(Excerpts from a figure dataset)
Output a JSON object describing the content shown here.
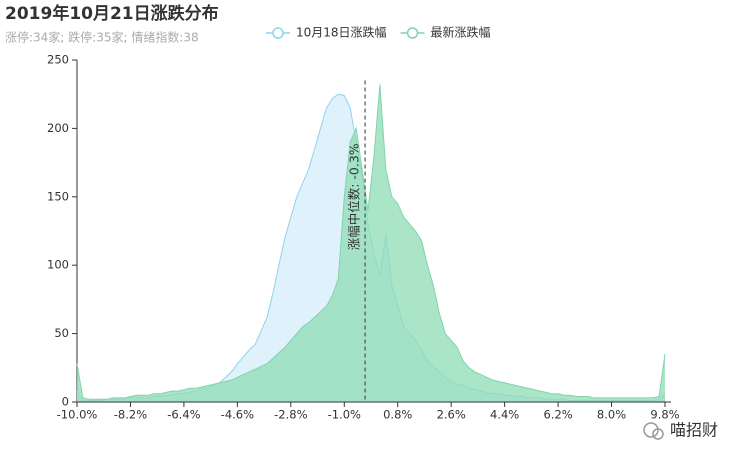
{
  "chart_data": {
    "type": "area",
    "title": "2019年10月21日涨跌分布",
    "subtitle": "涨停:34家; 跌停:35家; 情绪指数:38",
    "legend": "top",
    "x": [
      -10.0,
      -9.8,
      -9.6,
      -9.4,
      -9.2,
      -9.0,
      -8.8,
      -8.6,
      -8.4,
      -8.2,
      -8.0,
      -7.8,
      -7.6,
      -7.4,
      -7.2,
      -7.0,
      -6.8,
      -6.6,
      -6.4,
      -6.2,
      -6.0,
      -5.8,
      -5.6,
      -5.4,
      -5.2,
      -5.0,
      -4.8,
      -4.6,
      -4.4,
      -4.2,
      -4.0,
      -3.8,
      -3.6,
      -3.4,
      -3.2,
      -3.0,
      -2.8,
      -2.6,
      -2.4,
      -2.2,
      -2.0,
      -1.8,
      -1.6,
      -1.4,
      -1.2,
      -1.0,
      -0.8,
      -0.6,
      -0.4,
      -0.2,
      0,
      0.2,
      0.4,
      0.6,
      0.8,
      1.0,
      1.2,
      1.4,
      1.6,
      1.8,
      2.0,
      2.2,
      2.4,
      2.6,
      2.8,
      3.0,
      3.2,
      3.4,
      3.6,
      3.8,
      4.0,
      4.2,
      4.4,
      4.6,
      4.8,
      5.0,
      5.2,
      5.4,
      5.6,
      5.8,
      6.0,
      6.2,
      6.4,
      6.6,
      6.8,
      7.0,
      7.2,
      7.4,
      7.6,
      7.8,
      8.0,
      8.2,
      8.4,
      8.6,
      8.8,
      9.0,
      9.2,
      9.4,
      9.6,
      9.8
    ],
    "series": [
      {
        "name": "10月18日涨跌幅",
        "color": "#8fd3f0",
        "fill": "#dcf1fb",
        "values": [
          8,
          1,
          1,
          1,
          1,
          2,
          2,
          2,
          2,
          3,
          3,
          3,
          3,
          4,
          4,
          5,
          5,
          6,
          6,
          7,
          8,
          9,
          10,
          12,
          14,
          18,
          22,
          28,
          33,
          38,
          42,
          52,
          62,
          80,
          100,
          120,
          135,
          150,
          160,
          170,
          185,
          200,
          215,
          222,
          225,
          224,
          215,
          190,
          165,
          130,
          108,
          92,
          122,
          85,
          70,
          55,
          50,
          45,
          38,
          30,
          26,
          22,
          18,
          15,
          13,
          12,
          10,
          9,
          8,
          7,
          6,
          6,
          5,
          5,
          4,
          4,
          3,
          3,
          3,
          2,
          2,
          2,
          2,
          1,
          1,
          1,
          1,
          1,
          1,
          1,
          1,
          1,
          1,
          1,
          1,
          1,
          1,
          1,
          2,
          6
        ]
      },
      {
        "name": "最新涨跌幅",
        "color": "#7fd4a8",
        "fill": "#8fdcb4",
        "values": [
          28,
          3,
          2,
          2,
          2,
          2,
          3,
          3,
          3,
          4,
          5,
          5,
          5,
          6,
          6,
          7,
          8,
          8,
          9,
          10,
          10,
          11,
          12,
          13,
          14,
          15,
          16,
          18,
          20,
          22,
          24,
          26,
          28,
          32,
          36,
          40,
          45,
          50,
          55,
          58,
          62,
          66,
          70,
          78,
          90,
          150,
          190,
          200,
          170,
          140,
          180,
          232,
          170,
          150,
          145,
          135,
          130,
          125,
          118,
          100,
          85,
          65,
          50,
          45,
          40,
          30,
          25,
          22,
          20,
          18,
          16,
          15,
          14,
          13,
          12,
          11,
          10,
          9,
          8,
          7,
          6,
          6,
          5,
          5,
          4,
          4,
          4,
          3,
          3,
          3,
          3,
          3,
          3,
          3,
          3,
          3,
          3,
          3,
          4,
          35
        ]
      }
    ],
    "xlim": [
      -10.0,
      9.8
    ],
    "xticks": [
      {
        "value": -10.0,
        "label": "-10.0%"
      },
      {
        "value": -8.2,
        "label": "-8.2%"
      },
      {
        "value": -6.4,
        "label": "-6.4%"
      },
      {
        "value": -4.6,
        "label": "-4.6%"
      },
      {
        "value": -2.8,
        "label": "-2.8%"
      },
      {
        "value": -1.0,
        "label": "-1.0%"
      },
      {
        "value": 0.8,
        "label": "0.8%"
      },
      {
        "value": 2.6,
        "label": "2.6%"
      },
      {
        "value": 4.4,
        "label": "4.4%"
      },
      {
        "value": 6.2,
        "label": "6.2%"
      },
      {
        "value": 8.0,
        "label": "8.0%"
      },
      {
        "value": 9.8,
        "label": "9.8%"
      }
    ],
    "ylim": [
      0,
      250
    ],
    "yticks": [
      0,
      50,
      100,
      150,
      200,
      250
    ],
    "median": {
      "value": -0.3,
      "label": "涨幅中位数: -0.3%"
    },
    "watermark": "喵招财"
  }
}
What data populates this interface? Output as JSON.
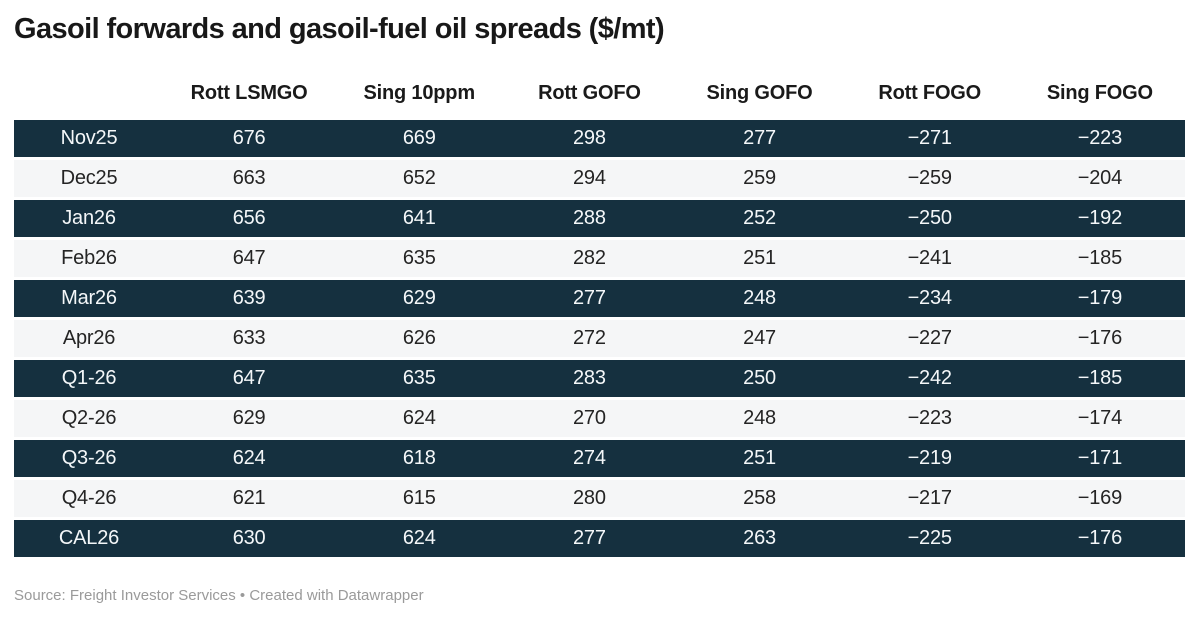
{
  "title": "Gasoil forwards and gasoil-fuel oil spreads ($/mt)",
  "chart_data": {
    "type": "table",
    "title": "Gasoil forwards and gasoil-fuel oil spreads ($/mt)",
    "columns": [
      "",
      "Rott LSMGO",
      "Sing 10ppm",
      "Rott GOFO",
      "Sing GOFO",
      "Rott FOGO",
      "Sing FOGO"
    ],
    "rows": [
      {
        "label": "Nov25",
        "values": [
          676,
          669,
          298,
          277,
          -271,
          -223
        ]
      },
      {
        "label": "Dec25",
        "values": [
          663,
          652,
          294,
          259,
          -259,
          -204
        ]
      },
      {
        "label": "Jan26",
        "values": [
          656,
          641,
          288,
          252,
          -250,
          -192
        ]
      },
      {
        "label": "Feb26",
        "values": [
          647,
          635,
          282,
          251,
          -241,
          -185
        ]
      },
      {
        "label": "Mar26",
        "values": [
          639,
          629,
          277,
          248,
          -234,
          -179
        ]
      },
      {
        "label": "Apr26",
        "values": [
          633,
          626,
          272,
          247,
          -227,
          -176
        ]
      },
      {
        "label": "Q1-26",
        "values": [
          647,
          635,
          283,
          250,
          -242,
          -185
        ]
      },
      {
        "label": "Q2-26",
        "values": [
          629,
          624,
          270,
          248,
          -223,
          -174
        ]
      },
      {
        "label": "Q3-26",
        "values": [
          624,
          618,
          274,
          251,
          -219,
          -171
        ]
      },
      {
        "label": "Q4-26",
        "values": [
          621,
          615,
          280,
          258,
          -217,
          -169
        ]
      },
      {
        "label": "CAL26",
        "values": [
          630,
          624,
          277,
          263,
          -225,
          -176
        ]
      }
    ],
    "layout_hints": {
      "striping": "alternating row bands starting dark at first row",
      "alignment": "all columns center-aligned",
      "grid": "off"
    }
  },
  "footer": {
    "text": "Source: Freight Investor Services • Created with Datawrapper"
  },
  "colors": {
    "page_bg": "#ffffff",
    "title_text": "#181818",
    "header_text": "#1a1a1a",
    "dark_row_bg": "#15303f",
    "dark_row_text": "#f4f7f9",
    "light_row_bg": "#f5f6f7",
    "light_row_text": "#242424",
    "footer_text": "#9a9a9a"
  }
}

* _WHAT IS ASKED_
Without including any pictures, please restate all the records exactly.

* _REPLY TO THE EXERCISE_
Output a JSON object describing the content shown here.
{
  "chart_data": {
    "type": "area",
    "title": "2019年10月21日涨跌分布",
    "subtitle": "涨停:34家; 跌停:35家; 情绪指数:38",
    "legend": "top",
    "x": [
      -10.0,
      -9.8,
      -9.6,
      -9.4,
      -9.2,
      -9.0,
      -8.8,
      -8.6,
      -8.4,
      -8.2,
      -8.0,
      -7.8,
      -7.6,
      -7.4,
      -7.2,
      -7.0,
      -6.8,
      -6.6,
      -6.4,
      -6.2,
      -6.0,
      -5.8,
      -5.6,
      -5.4,
      -5.2,
      -5.0,
      -4.8,
      -4.6,
      -4.4,
      -4.2,
      -4.0,
      -3.8,
      -3.6,
      -3.4,
      -3.2,
      -3.0,
      -2.8,
      -2.6,
      -2.4,
      -2.2,
      -2.0,
      -1.8,
      -1.6,
      -1.4,
      -1.2,
      -1.0,
      -0.8,
      -0.6,
      -0.4,
      -0.2,
      0,
      0.2,
      0.4,
      0.6,
      0.8,
      1.0,
      1.2,
      1.4,
      1.6,
      1.8,
      2.0,
      2.2,
      2.4,
      2.6,
      2.8,
      3.0,
      3.2,
      3.4,
      3.6,
      3.8,
      4.0,
      4.2,
      4.4,
      4.6,
      4.8,
      5.0,
      5.2,
      5.4,
      5.6,
      5.8,
      6.0,
      6.2,
      6.4,
      6.6,
      6.8,
      7.0,
      7.2,
      7.4,
      7.6,
      7.8,
      8.0,
      8.2,
      8.4,
      8.6,
      8.8,
      9.0,
      9.2,
      9.4,
      9.6,
      9.8
    ],
    "series": [
      {
        "name": "10月18日涨跌幅",
        "color": "#8fd3f0",
        "fill": "#dcf1fb",
        "values": [
          8,
          1,
          1,
          1,
          1,
          2,
          2,
          2,
          2,
          3,
          3,
          3,
          3,
          4,
          4,
          5,
          5,
          6,
          6,
          7,
          8,
          9,
          10,
          12,
          14,
          18,
          22,
          28,
          33,
          38,
          42,
          52,
          62,
          80,
          100,
          120,
          135,
          150,
          160,
          170,
          185,
          200,
          215,
          222,
          225,
          224,
          215,
          190,
          165,
          130,
          108,
          92,
          122,
          85,
          70,
          55,
          50,
          45,
          38,
          30,
          26,
          22,
          18,
          15,
          13,
          12,
          10,
          9,
          8,
          7,
          6,
          6,
          5,
          5,
          4,
          4,
          3,
          3,
          3,
          2,
          2,
          2,
          2,
          1,
          1,
          1,
          1,
          1,
          1,
          1,
          1,
          1,
          1,
          1,
          1,
          1,
          1,
          1,
          2,
          6
        ]
      },
      {
        "name": "最新涨跌幅",
        "color": "#7fd4a8",
        "fill": "#8fdcb4",
        "values": [
          28,
          3,
          2,
          2,
          2,
          2,
          3,
          3,
          3,
          4,
          5,
          5,
          5,
          6,
          6,
          7,
          8,
          8,
          9,
          10,
          10,
          11,
          12,
          13,
          14,
          15,
          16,
          18,
          20,
          22,
          24,
          26,
          28,
          32,
          36,
          40,
          45,
          50,
          55,
          58,
          62,
          66,
          70,
          78,
          90,
          150,
          190,
          200,
          170,
          140,
          180,
          232,
          170,
          150,
          145,
          135,
          130,
          125,
          118,
          100,
          85,
          65,
          50,
          45,
          40,
          30,
          25,
          22,
          20,
          18,
          16,
          15,
          14,
          13,
          12,
          11,
          10,
          9,
          8,
          7,
          6,
          6,
          5,
          5,
          4,
          4,
          4,
          3,
          3,
          3,
          3,
          3,
          3,
          3,
          3,
          3,
          3,
          3,
          4,
          35
        ]
      }
    ],
    "xlim": [
      -10.0,
      9.8
    ],
    "xticks": [
      {
        "value": -10.0,
        "label": "-10.0%"
      },
      {
        "value": -8.2,
        "label": "-8.2%"
      },
      {
        "value": -6.4,
        "label": "-6.4%"
      },
      {
        "value": -4.6,
        "label": "-4.6%"
      },
      {
        "value": -2.8,
        "label": "-2.8%"
      },
      {
        "value": -1.0,
        "label": "-1.0%"
      },
      {
        "value": 0.8,
        "label": "0.8%"
      },
      {
        "value": 2.6,
        "label": "2.6%"
      },
      {
        "value": 4.4,
        "label": "4.4%"
      },
      {
        "value": 6.2,
        "label": "6.2%"
      },
      {
        "value": 8.0,
        "label": "8.0%"
      },
      {
        "value": 9.8,
        "label": "9.8%"
      }
    ],
    "ylim": [
      0,
      250
    ],
    "yticks": [
      0,
      50,
      100,
      150,
      200,
      250
    ],
    "median": {
      "value": -0.3,
      "label": "涨幅中位数: -0.3%"
    },
    "watermark": "喵招财"
  }
}
What data populates this interface? Output as JSON.
{
  "title": "Gasoil forwards and gasoil-fuel oil spreads ($/mt)",
  "chart_data": {
    "type": "table",
    "title": "Gasoil forwards and gasoil-fuel oil spreads ($/mt)",
    "columns": [
      "",
      "Rott LSMGO",
      "Sing 10ppm",
      "Rott GOFO",
      "Sing GOFO",
      "Rott FOGO",
      "Sing FOGO"
    ],
    "rows": [
      {
        "label": "Nov25",
        "values": [
          676,
          669,
          298,
          277,
          -271,
          -223
        ]
      },
      {
        "label": "Dec25",
        "values": [
          663,
          652,
          294,
          259,
          -259,
          -204
        ]
      },
      {
        "label": "Jan26",
        "values": [
          656,
          641,
          288,
          252,
          -250,
          -192
        ]
      },
      {
        "label": "Feb26",
        "values": [
          647,
          635,
          282,
          251,
          -241,
          -185
        ]
      },
      {
        "label": "Mar26",
        "values": [
          639,
          629,
          277,
          248,
          -234,
          -179
        ]
      },
      {
        "label": "Apr26",
        "values": [
          633,
          626,
          272,
          247,
          -227,
          -176
        ]
      },
      {
        "label": "Q1-26",
        "values": [
          647,
          635,
          283,
          250,
          -242,
          -185
        ]
      },
      {
        "label": "Q2-26",
        "values": [
          629,
          624,
          270,
          248,
          -223,
          -174
        ]
      },
      {
        "label": "Q3-26",
        "values": [
          624,
          618,
          274,
          251,
          -219,
          -171
        ]
      },
      {
        "label": "Q4-26",
        "values": [
          621,
          615,
          280,
          258,
          -217,
          -169
        ]
      },
      {
        "label": "CAL26",
        "values": [
          630,
          624,
          277,
          263,
          -225,
          -176
        ]
      }
    ],
    "layout_hints": {
      "striping": "alternating row bands starting dark at first row",
      "alignment": "all columns center-aligned",
      "grid": "off"
    }
  },
  "footer": {
    "text": "Source: Freight Investor Services • Created with Datawrapper"
  },
  "colors": {
    "page_bg": "#ffffff",
    "title_text": "#181818",
    "header_text": "#1a1a1a",
    "dark_row_bg": "#15303f",
    "dark_row_text": "#f4f7f9",
    "light_row_bg": "#f5f6f7",
    "light_row_text": "#242424",
    "footer_text": "#9a9a9a"
  }
}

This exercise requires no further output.